◆ Your instructions: Print every line of the records below without changing anything.
-=-=-
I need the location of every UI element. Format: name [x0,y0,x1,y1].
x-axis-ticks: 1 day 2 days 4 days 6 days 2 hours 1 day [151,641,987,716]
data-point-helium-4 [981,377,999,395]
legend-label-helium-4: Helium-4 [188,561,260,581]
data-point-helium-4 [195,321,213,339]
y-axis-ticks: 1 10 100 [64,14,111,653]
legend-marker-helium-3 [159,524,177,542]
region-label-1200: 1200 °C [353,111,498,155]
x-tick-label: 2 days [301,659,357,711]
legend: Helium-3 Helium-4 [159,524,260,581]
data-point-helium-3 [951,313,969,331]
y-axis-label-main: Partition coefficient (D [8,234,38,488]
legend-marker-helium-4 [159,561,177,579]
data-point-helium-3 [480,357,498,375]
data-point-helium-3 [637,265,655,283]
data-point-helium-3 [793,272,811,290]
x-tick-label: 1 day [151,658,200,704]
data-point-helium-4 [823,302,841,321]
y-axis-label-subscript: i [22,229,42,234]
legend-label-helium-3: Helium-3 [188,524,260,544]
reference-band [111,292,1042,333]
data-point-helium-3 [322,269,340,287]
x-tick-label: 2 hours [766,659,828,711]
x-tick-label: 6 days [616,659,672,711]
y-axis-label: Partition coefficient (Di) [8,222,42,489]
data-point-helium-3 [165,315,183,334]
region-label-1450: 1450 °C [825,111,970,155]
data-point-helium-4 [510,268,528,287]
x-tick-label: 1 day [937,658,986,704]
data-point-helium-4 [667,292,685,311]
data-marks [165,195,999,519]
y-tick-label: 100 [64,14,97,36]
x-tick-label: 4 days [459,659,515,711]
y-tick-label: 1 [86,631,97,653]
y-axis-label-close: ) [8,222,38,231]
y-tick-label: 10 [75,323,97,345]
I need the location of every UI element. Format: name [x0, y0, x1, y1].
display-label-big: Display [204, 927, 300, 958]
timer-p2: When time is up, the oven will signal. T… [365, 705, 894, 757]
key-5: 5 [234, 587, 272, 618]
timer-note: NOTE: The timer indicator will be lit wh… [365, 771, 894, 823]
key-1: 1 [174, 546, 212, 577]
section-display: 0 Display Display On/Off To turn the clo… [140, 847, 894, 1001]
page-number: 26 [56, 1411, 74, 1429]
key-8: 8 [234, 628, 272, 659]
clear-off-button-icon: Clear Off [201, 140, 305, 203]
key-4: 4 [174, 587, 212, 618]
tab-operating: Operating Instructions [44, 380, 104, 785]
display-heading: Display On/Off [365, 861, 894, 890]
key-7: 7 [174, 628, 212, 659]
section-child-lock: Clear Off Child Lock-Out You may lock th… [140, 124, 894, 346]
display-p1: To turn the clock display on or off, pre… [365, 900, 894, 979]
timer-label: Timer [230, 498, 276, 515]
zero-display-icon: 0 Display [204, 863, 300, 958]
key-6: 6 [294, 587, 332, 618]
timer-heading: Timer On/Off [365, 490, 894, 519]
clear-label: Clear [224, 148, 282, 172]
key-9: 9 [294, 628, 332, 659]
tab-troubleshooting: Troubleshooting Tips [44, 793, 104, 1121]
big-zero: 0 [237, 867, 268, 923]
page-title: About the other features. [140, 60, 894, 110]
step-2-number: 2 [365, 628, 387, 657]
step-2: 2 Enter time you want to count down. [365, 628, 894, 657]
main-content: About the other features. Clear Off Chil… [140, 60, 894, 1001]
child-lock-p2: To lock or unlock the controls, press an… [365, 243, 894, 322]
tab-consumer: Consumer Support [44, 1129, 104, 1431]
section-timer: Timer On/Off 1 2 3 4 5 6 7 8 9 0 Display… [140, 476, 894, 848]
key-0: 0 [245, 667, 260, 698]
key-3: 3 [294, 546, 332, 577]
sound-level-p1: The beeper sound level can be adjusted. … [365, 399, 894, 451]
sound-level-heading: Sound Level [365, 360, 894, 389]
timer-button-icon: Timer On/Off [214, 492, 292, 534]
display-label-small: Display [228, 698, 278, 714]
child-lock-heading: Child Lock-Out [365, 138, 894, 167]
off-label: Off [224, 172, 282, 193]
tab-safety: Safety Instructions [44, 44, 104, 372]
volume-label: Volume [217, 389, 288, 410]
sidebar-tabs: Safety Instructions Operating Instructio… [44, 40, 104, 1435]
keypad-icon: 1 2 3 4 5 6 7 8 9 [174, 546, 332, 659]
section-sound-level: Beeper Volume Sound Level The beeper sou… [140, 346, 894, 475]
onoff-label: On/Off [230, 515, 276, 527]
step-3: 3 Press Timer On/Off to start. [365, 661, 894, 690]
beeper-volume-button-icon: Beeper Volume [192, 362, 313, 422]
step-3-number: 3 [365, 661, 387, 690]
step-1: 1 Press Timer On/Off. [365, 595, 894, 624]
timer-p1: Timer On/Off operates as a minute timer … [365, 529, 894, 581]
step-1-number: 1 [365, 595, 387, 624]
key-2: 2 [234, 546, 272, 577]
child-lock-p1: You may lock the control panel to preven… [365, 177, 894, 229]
-=-=-
◆ Reply:
I need the location of every UI element. Format: name [x0,y0,x1,y1].
x-axis-ticks: 1 day 2 days 4 days 6 days 2 hours 1 day [151,641,987,716]
data-point-helium-4 [981,377,999,395]
legend-label-helium-4: Helium-4 [188,561,260,581]
data-point-helium-4 [195,321,213,339]
y-axis-ticks: 1 10 100 [64,14,111,653]
legend-marker-helium-3 [159,524,177,542]
region-label-1200: 1200 °C [353,111,498,155]
x-tick-label: 2 days [301,659,357,711]
legend: Helium-3 Helium-4 [159,524,260,581]
data-point-helium-3 [951,313,969,331]
y-axis-label-main: Partition coefficient (D [8,234,38,488]
legend-marker-helium-4 [159,561,177,579]
data-point-helium-3 [480,357,498,375]
data-point-helium-3 [637,265,655,283]
data-point-helium-3 [793,272,811,290]
x-tick-label: 1 day [151,658,200,704]
data-point-helium-4 [823,302,841,321]
y-axis-label-subscript: i [22,229,42,234]
legend-label-helium-3: Helium-3 [188,524,260,544]
reference-band [111,292,1042,333]
data-point-helium-3 [322,269,340,287]
x-tick-label: 2 hours [766,659,828,711]
x-tick-label: 6 days [616,659,672,711]
y-axis-label: Partition coefficient (Di) [8,222,42,489]
data-point-helium-3 [165,315,183,334]
region-label-1450: 1450 °C [825,111,970,155]
data-point-helium-4 [510,268,528,287]
x-tick-label: 1 day [937,658,986,704]
data-point-helium-4 [667,292,685,311]
data-marks [165,195,999,519]
y-tick-label: 100 [64,14,97,36]
x-tick-label: 4 days [459,659,515,711]
y-tick-label: 1 [86,631,97,653]
y-axis-label-close: ) [8,222,38,231]
y-tick-label: 10 [75,323,97,345]
I need the location of every UI element. Format: name [x0, y0, x1, y1].
display-label-big: Display [204, 927, 300, 958]
timer-p2: When time is up, the oven will signal. T… [365, 705, 894, 757]
key-5: 5 [234, 587, 272, 618]
timer-note: NOTE: The timer indicator will be lit wh… [365, 771, 894, 823]
key-1: 1 [174, 546, 212, 577]
section-display: 0 Display Display On/Off To turn the clo… [140, 847, 894, 1001]
page-number: 26 [56, 1411, 74, 1429]
key-8: 8 [234, 628, 272, 659]
clear-off-button-icon: Clear Off [201, 140, 305, 203]
key-4: 4 [174, 587, 212, 618]
tab-operating: Operating Instructions [44, 380, 104, 785]
display-heading: Display On/Off [365, 861, 894, 890]
key-7: 7 [174, 628, 212, 659]
section-child-lock: Clear Off Child Lock-Out You may lock th… [140, 124, 894, 346]
display-p1: To turn the clock display on or off, pre… [365, 900, 894, 979]
timer-label: Timer [230, 498, 276, 515]
zero-display-icon: 0 Display [204, 863, 300, 958]
key-6: 6 [294, 587, 332, 618]
timer-heading: Timer On/Off [365, 490, 894, 519]
clear-label: Clear [224, 148, 282, 172]
key-9: 9 [294, 628, 332, 659]
tab-troubleshooting: Troubleshooting Tips [44, 793, 104, 1121]
big-zero: 0 [237, 867, 268, 923]
page-title: About the other features. [140, 60, 894, 110]
step-2-number: 2 [365, 628, 387, 657]
step-2: 2 Enter time you want to count down. [365, 628, 894, 657]
main-content: About the other features. Clear Off Chil… [140, 60, 894, 1001]
child-lock-p2: To lock or unlock the controls, press an… [365, 243, 894, 322]
tab-consumer: Consumer Support [44, 1129, 104, 1431]
section-timer: Timer On/Off 1 2 3 4 5 6 7 8 9 0 Display… [140, 476, 894, 848]
key-0: 0 [245, 667, 260, 698]
key-3: 3 [294, 546, 332, 577]
sound-level-p1: The beeper sound level can be adjusted. … [365, 399, 894, 451]
sound-level-heading: Sound Level [365, 360, 894, 389]
timer-button-icon: Timer On/Off [214, 492, 292, 534]
display-label-small: Display [228, 698, 278, 714]
child-lock-heading: Child Lock-Out [365, 138, 894, 167]
off-label: Off [224, 172, 282, 193]
tab-safety: Safety Instructions [44, 44, 104, 372]
volume-label: Volume [217, 389, 288, 410]
sidebar-tabs: Safety Instructions Operating Instructio… [44, 40, 104, 1435]
keypad-icon: 1 2 3 4 5 6 7 8 9 [174, 546, 332, 659]
section-sound-level: Beeper Volume Sound Level The beeper sou… [140, 346, 894, 475]
onoff-label: On/Off [230, 515, 276, 527]
step-3: 3 Press Timer On/Off to start. [365, 661, 894, 690]
beeper-volume-button-icon: Beeper Volume [192, 362, 313, 422]
step-3-number: 3 [365, 661, 387, 690]
step-1: 1 Press Timer On/Off. [365, 595, 894, 624]
timer-p1: Timer On/Off operates as a minute timer … [365, 529, 894, 581]
step-1-number: 1 [365, 595, 387, 624]
key-2: 2 [234, 546, 272, 577]
child-lock-p1: You may lock the control panel to preven… [365, 177, 894, 229]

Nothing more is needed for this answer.